WHAT THE TASK ASKS:
Copy all lines holding the word "Socorro" from the entries.

DATA SHOWN:

########

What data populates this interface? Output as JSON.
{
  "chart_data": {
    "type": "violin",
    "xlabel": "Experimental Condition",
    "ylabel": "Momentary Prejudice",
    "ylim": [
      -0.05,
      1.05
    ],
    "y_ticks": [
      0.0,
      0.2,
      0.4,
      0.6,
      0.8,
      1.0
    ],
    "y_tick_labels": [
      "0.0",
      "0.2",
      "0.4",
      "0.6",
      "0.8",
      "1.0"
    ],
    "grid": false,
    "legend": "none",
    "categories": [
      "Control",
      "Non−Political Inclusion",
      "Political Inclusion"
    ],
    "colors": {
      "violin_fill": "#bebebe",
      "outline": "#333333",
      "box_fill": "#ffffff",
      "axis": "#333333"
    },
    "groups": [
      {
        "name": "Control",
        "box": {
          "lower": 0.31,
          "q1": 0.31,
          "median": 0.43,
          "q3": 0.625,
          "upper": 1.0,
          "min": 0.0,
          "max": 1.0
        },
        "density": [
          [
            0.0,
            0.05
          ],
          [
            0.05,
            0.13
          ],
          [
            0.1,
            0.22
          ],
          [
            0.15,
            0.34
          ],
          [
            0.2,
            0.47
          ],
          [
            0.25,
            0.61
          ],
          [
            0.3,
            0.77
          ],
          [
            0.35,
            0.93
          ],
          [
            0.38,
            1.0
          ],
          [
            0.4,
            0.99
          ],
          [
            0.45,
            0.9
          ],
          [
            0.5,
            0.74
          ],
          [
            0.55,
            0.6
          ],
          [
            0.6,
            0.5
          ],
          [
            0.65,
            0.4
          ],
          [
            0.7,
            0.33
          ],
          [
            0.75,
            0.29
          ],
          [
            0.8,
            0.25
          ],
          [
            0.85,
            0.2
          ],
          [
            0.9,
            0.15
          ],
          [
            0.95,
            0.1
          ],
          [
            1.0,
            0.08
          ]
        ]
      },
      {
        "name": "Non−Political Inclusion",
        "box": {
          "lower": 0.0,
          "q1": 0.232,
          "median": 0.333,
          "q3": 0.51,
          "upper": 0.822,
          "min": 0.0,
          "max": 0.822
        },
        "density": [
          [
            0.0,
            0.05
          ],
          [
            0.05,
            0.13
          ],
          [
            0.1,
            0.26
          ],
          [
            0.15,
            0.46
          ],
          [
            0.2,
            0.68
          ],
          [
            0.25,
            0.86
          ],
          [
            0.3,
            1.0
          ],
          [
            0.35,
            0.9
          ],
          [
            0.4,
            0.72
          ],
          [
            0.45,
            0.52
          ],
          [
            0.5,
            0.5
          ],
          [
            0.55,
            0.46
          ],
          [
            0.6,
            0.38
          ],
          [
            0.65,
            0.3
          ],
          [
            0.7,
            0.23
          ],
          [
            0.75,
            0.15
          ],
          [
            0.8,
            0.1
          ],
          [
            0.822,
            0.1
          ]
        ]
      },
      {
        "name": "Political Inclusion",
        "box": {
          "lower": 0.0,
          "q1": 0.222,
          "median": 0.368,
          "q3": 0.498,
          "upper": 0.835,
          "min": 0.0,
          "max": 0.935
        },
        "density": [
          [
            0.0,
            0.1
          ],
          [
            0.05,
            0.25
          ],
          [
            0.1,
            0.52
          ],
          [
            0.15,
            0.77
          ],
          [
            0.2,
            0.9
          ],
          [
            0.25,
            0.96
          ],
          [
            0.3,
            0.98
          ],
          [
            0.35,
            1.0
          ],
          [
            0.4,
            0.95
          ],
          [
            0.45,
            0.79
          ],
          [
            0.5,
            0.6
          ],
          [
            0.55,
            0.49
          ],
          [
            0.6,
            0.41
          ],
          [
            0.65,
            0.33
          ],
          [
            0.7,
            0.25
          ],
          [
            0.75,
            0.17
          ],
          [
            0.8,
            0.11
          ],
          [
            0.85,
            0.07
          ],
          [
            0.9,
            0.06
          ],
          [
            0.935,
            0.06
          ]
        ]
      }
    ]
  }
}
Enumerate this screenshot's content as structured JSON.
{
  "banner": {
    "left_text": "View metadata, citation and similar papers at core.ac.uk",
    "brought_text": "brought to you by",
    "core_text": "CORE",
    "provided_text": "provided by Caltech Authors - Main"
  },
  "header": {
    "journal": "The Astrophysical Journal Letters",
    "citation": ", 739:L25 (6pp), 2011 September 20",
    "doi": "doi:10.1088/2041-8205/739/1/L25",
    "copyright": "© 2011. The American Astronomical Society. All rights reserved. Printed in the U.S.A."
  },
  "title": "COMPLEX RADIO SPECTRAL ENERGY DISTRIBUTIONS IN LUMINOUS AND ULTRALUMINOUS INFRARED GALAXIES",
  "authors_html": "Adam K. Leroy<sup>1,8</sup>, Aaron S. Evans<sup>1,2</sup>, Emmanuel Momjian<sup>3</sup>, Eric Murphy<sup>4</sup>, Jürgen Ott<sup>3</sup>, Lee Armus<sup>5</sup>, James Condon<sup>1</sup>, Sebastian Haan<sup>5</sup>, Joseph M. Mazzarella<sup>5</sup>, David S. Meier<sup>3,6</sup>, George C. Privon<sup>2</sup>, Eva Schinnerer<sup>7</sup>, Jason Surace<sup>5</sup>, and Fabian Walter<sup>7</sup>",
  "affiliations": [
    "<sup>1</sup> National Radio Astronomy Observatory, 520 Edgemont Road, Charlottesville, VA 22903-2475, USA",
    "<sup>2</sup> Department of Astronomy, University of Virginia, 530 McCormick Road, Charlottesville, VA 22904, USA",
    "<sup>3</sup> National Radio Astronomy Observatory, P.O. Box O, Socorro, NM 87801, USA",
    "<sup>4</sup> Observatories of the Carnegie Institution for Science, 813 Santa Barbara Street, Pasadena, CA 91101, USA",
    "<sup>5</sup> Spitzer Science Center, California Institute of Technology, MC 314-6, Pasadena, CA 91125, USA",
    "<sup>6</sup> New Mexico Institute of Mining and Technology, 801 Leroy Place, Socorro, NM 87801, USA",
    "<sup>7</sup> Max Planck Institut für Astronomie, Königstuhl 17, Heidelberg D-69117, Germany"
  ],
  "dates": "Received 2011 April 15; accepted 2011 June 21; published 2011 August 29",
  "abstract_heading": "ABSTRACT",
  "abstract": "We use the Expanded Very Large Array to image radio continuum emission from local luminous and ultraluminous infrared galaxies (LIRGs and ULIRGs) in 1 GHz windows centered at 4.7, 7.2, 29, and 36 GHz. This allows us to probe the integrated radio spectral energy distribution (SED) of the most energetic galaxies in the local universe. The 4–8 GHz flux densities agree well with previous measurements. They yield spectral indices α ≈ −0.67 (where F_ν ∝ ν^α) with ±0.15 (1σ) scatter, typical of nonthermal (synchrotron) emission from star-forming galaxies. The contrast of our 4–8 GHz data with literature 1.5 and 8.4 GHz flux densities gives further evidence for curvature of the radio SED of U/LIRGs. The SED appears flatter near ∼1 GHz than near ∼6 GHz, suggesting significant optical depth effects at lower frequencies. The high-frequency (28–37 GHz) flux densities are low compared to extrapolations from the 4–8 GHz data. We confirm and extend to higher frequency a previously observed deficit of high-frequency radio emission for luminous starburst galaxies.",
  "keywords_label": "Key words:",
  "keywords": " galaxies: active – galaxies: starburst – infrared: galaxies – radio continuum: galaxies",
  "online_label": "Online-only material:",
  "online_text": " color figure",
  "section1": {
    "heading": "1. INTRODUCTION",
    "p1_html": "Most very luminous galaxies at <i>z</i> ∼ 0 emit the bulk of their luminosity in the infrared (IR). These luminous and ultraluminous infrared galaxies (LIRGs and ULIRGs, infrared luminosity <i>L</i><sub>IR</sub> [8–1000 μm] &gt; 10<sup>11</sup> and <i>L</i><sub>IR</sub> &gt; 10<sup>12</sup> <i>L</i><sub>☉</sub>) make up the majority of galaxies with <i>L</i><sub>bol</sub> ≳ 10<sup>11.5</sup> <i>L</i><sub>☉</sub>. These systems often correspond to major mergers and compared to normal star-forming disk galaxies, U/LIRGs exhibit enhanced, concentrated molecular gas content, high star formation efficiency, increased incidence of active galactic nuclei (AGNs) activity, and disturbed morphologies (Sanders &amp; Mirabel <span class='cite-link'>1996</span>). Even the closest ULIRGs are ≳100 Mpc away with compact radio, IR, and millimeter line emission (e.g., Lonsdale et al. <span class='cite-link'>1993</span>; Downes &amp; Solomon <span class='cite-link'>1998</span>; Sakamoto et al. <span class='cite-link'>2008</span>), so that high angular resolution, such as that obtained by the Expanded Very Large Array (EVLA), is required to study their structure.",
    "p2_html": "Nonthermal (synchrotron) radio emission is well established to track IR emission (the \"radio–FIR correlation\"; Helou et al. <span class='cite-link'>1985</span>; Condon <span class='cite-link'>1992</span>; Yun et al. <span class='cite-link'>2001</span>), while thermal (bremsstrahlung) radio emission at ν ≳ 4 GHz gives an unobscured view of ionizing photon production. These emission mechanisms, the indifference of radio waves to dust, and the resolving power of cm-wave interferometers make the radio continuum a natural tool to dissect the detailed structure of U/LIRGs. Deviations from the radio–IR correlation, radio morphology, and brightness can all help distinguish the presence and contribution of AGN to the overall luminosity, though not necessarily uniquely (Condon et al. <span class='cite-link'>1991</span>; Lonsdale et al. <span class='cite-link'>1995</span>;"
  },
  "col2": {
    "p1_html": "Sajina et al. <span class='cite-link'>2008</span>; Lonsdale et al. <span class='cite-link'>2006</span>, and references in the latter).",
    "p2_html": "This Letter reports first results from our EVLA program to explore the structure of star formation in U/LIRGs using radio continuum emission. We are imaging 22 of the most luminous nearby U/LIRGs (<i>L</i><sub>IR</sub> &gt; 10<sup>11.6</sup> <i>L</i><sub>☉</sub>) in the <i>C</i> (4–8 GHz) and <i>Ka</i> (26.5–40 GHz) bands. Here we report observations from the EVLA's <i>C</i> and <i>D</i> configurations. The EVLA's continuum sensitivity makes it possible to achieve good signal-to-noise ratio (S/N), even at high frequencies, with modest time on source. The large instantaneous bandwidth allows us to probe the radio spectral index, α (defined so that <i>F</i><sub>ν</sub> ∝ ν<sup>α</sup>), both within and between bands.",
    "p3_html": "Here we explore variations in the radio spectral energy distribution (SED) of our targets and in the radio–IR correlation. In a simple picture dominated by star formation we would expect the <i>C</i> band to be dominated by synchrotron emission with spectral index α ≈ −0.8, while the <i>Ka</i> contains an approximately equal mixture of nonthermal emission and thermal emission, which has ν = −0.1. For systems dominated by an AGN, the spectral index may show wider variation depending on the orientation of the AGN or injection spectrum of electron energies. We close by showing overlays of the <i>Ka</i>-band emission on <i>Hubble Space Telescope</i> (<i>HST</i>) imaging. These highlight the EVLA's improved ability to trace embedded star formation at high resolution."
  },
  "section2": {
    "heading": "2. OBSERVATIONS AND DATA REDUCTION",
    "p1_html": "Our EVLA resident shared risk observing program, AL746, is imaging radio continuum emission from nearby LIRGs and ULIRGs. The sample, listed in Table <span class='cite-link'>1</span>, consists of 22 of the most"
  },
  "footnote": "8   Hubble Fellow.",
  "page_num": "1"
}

########

ANSWER IN FULL:
    "<sup>3</sup> National Radio Astronomy Observatory, P.O. Box O, Socorro, NM 87801, USA",
    "<sup>6</sup> New Mexico Institute of Mining and Technology, 801 Leroy Place, Socorro, NM 87801, USA",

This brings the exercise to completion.